Extracted records
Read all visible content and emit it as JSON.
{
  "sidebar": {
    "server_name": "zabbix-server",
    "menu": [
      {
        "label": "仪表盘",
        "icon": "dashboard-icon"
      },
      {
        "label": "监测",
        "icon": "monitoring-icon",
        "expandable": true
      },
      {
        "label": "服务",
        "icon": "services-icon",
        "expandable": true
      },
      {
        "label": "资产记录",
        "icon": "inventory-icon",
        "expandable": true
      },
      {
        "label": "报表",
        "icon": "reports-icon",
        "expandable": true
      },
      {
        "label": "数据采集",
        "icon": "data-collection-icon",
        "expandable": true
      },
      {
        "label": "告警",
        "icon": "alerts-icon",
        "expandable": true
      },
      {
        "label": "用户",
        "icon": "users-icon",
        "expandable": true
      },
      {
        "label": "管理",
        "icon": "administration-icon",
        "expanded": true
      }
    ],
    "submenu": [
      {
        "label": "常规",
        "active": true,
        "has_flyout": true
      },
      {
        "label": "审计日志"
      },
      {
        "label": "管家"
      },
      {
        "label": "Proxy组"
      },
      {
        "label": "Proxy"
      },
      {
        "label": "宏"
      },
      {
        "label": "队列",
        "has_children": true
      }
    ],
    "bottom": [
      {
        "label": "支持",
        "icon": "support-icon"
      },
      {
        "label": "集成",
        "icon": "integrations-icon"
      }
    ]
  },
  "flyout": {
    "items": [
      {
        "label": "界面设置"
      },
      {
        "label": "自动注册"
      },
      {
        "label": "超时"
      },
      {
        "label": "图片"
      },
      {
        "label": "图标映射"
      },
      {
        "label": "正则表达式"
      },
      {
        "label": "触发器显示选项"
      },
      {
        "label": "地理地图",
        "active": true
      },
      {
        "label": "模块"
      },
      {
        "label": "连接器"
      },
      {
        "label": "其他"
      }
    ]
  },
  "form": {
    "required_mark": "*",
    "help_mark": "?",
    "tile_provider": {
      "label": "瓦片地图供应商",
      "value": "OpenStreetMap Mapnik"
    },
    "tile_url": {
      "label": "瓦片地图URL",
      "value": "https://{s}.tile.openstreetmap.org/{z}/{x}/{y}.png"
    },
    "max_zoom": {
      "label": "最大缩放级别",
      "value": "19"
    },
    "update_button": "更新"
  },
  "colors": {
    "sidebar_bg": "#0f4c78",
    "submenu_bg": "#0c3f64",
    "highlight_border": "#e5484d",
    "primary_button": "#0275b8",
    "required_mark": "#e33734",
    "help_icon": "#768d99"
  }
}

• **Work required**
Using the data above, reproduce every line exactly.

• **Expected answer**
Read all visible content and emit it as JSON.
{
  "sidebar": {
    "server_name": "zabbix-server",
    "menu": [
      {
        "label": "仪表盘",
        "icon": "dashboard-icon"
      },
      {
        "label": "监测",
        "icon": "monitoring-icon",
        "expandable": true
      },
      {
        "label": "服务",
        "icon": "services-icon",
        "expandable": true
      },
      {
        "label": "资产记录",
        "icon": "inventory-icon",
        "expandable": true
      },
      {
        "label": "报表",
        "icon": "reports-icon",
        "expandable": true
      },
      {
        "label": "数据采集",
        "icon": "data-collection-icon",
        "expandable": true
      },
      {
        "label": "告警",
        "icon": "alerts-icon",
        "expandable": true
      },
      {
        "label": "用户",
        "icon": "users-icon",
        "expandable": true
      },
      {
        "label": "管理",
        "icon": "administration-icon",
        "expanded": true
      }
    ],
    "submenu": [
      {
        "label": "常规",
        "active": true,
        "has_flyout": true
      },
      {
        "label": "审计日志"
      },
      {
        "label": "管家"
      },
      {
        "label": "Proxy组"
      },
      {
        "label": "Proxy"
      },
      {
        "label": "宏"
      },
      {
        "label": "队列",
        "has_children": true
      }
    ],
    "bottom": [
      {
        "label": "支持",
        "icon": "support-icon"
      },
      {
        "label": "集成",
        "icon": "integrations-icon"
      }
    ]
  },
  "flyout": {
    "items": [
      {
        "label": "界面设置"
      },
      {
        "label": "自动注册"
      },
      {
        "label": "超时"
      },
      {
        "label": "图片"
      },
      {
        "label": "图标映射"
      },
      {
        "label": "正则表达式"
      },
      {
        "label": "触发器显示选项"
      },
      {
        "label": "地理地图",
        "active": true
      },
      {
        "label": "模块"
      },
      {
        "label": "连接器"
      },
      {
        "label": "其他"
      }
    ]
  },
  "form": {
    "required_mark": "*",
    "help_mark": "?",
    "tile_provider": {
      "label": "瓦片地图供应商",
      "value": "OpenStreetMap Mapnik"
    },
    "tile_url": {
      "label": "瓦片地图URL",
      "value": "https://{s}.tile.openstreetmap.org/{z}/{x}/{y}.png"
    },
    "max_zoom": {
      "label": "最大缩放级别",
      "value": "19"
    },
    "update_button": "更新"
  },
  "colors": {
    "sidebar_bg": "#0f4c78",
    "submenu_bg": "#0c3f64",
    "highlight_border": "#e5484d",
    "primary_button": "#0275b8",
    "required_mark": "#e33734",
    "help_icon": "#768d99"
  }
}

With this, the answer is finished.